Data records

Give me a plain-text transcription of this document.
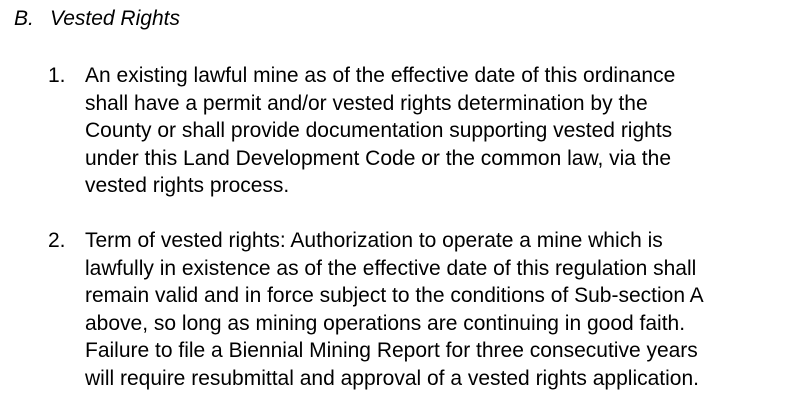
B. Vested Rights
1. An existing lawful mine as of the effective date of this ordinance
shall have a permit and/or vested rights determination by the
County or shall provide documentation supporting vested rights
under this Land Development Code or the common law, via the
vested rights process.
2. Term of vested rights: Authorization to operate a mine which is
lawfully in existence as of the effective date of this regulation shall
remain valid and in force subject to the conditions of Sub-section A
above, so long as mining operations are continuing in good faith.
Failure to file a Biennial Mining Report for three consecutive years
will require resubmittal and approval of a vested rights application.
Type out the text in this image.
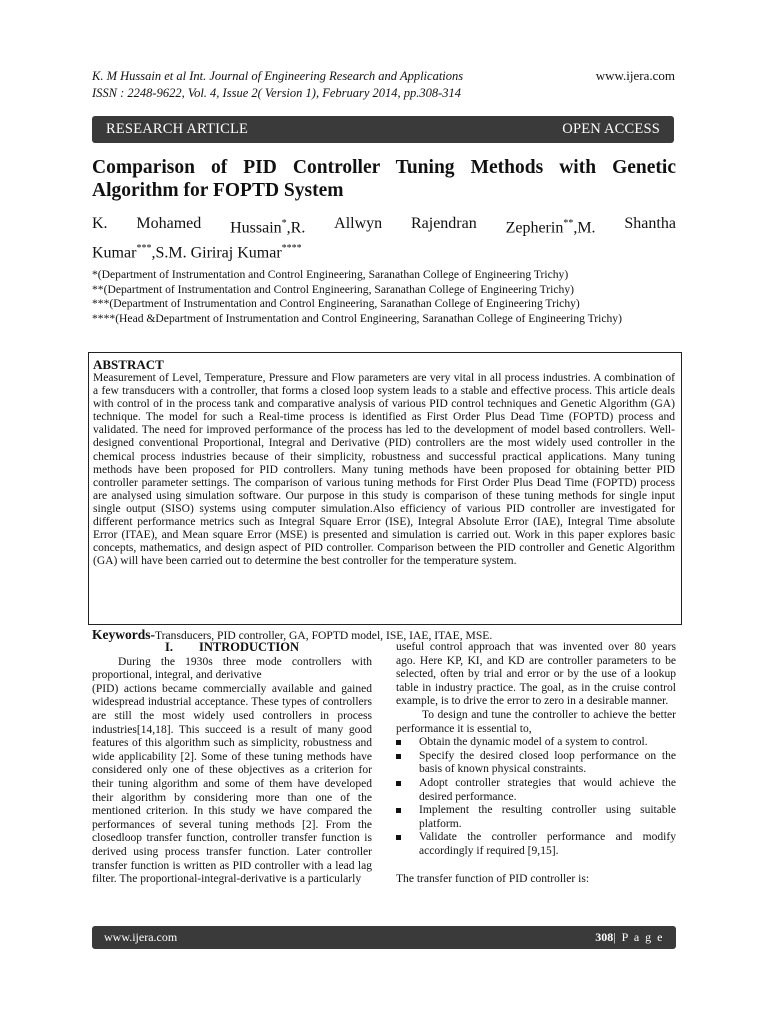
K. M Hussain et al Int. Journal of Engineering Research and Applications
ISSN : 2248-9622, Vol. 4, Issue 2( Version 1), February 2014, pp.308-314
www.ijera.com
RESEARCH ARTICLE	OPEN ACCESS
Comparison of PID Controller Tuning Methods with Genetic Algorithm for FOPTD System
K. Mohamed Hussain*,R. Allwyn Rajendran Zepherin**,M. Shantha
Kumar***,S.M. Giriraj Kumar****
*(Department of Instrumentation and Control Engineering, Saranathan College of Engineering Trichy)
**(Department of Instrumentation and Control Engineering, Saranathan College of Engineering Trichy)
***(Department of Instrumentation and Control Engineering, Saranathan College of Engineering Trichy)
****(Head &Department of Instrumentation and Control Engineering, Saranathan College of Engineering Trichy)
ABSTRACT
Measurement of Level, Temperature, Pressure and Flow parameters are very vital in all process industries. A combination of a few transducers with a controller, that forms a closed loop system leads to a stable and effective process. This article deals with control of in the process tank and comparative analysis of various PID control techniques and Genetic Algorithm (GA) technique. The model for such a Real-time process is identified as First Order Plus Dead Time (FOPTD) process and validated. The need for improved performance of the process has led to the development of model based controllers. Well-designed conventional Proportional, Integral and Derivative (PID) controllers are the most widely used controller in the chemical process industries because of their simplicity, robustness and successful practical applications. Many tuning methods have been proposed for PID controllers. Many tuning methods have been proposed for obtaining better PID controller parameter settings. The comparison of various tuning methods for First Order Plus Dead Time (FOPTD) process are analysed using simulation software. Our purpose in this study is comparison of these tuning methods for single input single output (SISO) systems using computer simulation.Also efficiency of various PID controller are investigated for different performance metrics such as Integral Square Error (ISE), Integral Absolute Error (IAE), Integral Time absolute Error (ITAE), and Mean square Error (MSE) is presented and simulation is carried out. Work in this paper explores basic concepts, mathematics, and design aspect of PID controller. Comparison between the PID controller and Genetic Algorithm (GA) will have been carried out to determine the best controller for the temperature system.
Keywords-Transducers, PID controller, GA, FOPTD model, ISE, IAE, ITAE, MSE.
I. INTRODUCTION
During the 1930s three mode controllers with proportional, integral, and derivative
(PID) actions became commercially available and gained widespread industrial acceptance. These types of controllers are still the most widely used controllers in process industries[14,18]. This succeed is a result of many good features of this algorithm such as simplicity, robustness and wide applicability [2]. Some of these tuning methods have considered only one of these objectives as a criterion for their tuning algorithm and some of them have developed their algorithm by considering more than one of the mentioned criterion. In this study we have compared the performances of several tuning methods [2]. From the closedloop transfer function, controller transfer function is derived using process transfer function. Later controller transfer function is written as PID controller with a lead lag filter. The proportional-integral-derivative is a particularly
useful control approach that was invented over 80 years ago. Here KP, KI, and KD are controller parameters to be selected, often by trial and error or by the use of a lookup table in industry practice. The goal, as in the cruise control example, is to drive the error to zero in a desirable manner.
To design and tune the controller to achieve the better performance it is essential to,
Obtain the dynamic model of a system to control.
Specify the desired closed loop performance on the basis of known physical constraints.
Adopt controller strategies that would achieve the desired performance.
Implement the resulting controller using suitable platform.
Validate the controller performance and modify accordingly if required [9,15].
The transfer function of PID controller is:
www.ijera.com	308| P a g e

■ **Description of the task**
Can you restate all the records above word for word while dropping the pictures?

■ **Result**
Give me a plain-text transcription of this document.
B. Vested Rights
1. An existing lawful mine as of the effective date of this ordinance
shall have a permit and/or vested rights determination by the
County or shall provide documentation supporting vested rights
under this Land Development Code or the common law, via the
vested rights process.
2. Term of vested rights: Authorization to operate a mine which is
lawfully in existence as of the effective date of this regulation shall
remain valid and in force subject to the conditions of Sub-section A
above, so long as mining operations are continuing in good faith.
Failure to file a Biennial Mining Report for three consecutive years
will require resubmittal and approval of a vested rights application.
Type out the text in this image.
K. M Hussain et al Int. Journal of Engineering Research and Applications
ISSN : 2248-9622, Vol. 4, Issue 2( Version 1), February 2014, pp.308-314
www.ijera.com
RESEARCH ARTICLE	OPEN ACCESS
Comparison of PID Controller Tuning Methods with Genetic Algorithm for FOPTD System
K. Mohamed Hussain*,R. Allwyn Rajendran Zepherin**,M. Shantha
Kumar***,S.M. Giriraj Kumar****
*(Department of Instrumentation and Control Engineering, Saranathan College of Engineering Trichy)
**(Department of Instrumentation and Control Engineering, Saranathan College of Engineering Trichy)
***(Department of Instrumentation and Control Engineering, Saranathan College of Engineering Trichy)
****(Head &Department of Instrumentation and Control Engineering, Saranathan College of Engineering Trichy)
ABSTRACT
Measurement of Level, Temperature, Pressure and Flow parameters are very vital in all process industries. A combination of a few transducers with a controller, that forms a closed loop system leads to a stable and effective process. This article deals with control of in the process tank and comparative analysis of various PID control techniques and Genetic Algorithm (GA) technique. The model for such a Real-time process is identified as First Order Plus Dead Time (FOPTD) process and validated. The need for improved performance of the process has led to the development of model based controllers. Well-designed conventional Proportional, Integral and Derivative (PID) controllers are the most widely used controller in the chemical process industries because of their simplicity, robustness and successful practical applications. Many tuning methods have been proposed for PID controllers. Many tuning methods have been proposed for obtaining better PID controller parameter settings. The comparison of various tuning methods for First Order Plus Dead Time (FOPTD) process are analysed using simulation software. Our purpose in this study is comparison of these tuning methods for single input single output (SISO) systems using computer simulation.Also efficiency of various PID controller are investigated for different performance metrics such as Integral Square Error (ISE), Integral Absolute Error (IAE), Integral Time absolute Error (ITAE), and Mean square Error (MSE) is presented and simulation is carried out. Work in this paper explores basic concepts, mathematics, and design aspect of PID controller. Comparison between the PID controller and Genetic Algorithm (GA) will have been carried out to determine the best controller for the temperature system.
Keywords-Transducers, PID controller, GA, FOPTD model, ISE, IAE, ITAE, MSE.
I. INTRODUCTION
During the 1930s three mode controllers with proportional, integral, and derivative
(PID) actions became commercially available and gained widespread industrial acceptance. These types of controllers are still the most widely used controllers in process industries[14,18]. This succeed is a result of many good features of this algorithm such as simplicity, robustness and wide applicability [2]. Some of these tuning methods have considered only one of these objectives as a criterion for their tuning algorithm and some of them have developed their algorithm by considering more than one of the mentioned criterion. In this study we have compared the performances of several tuning methods [2]. From the closedloop transfer function, controller transfer function is derived using process transfer function. Later controller transfer function is written as PID controller with a lead lag filter. The proportional-integral-derivative is a particularly
useful control approach that was invented over 80 years ago. Here KP, KI, and KD are controller parameters to be selected, often by trial and error or by the use of a lookup table in industry practice. The goal, as in the cruise control example, is to drive the error to zero in a desirable manner.
To design and tune the controller to achieve the better performance it is essential to,
Obtain the dynamic model of a system to control.
Specify the desired closed loop performance on the basis of known physical constraints.
Adopt controller strategies that would achieve the desired performance.
Implement the resulting controller using suitable platform.
Validate the controller performance and modify accordingly if required [9,15].
The transfer function of PID controller is:
www.ijera.com	308| P a g e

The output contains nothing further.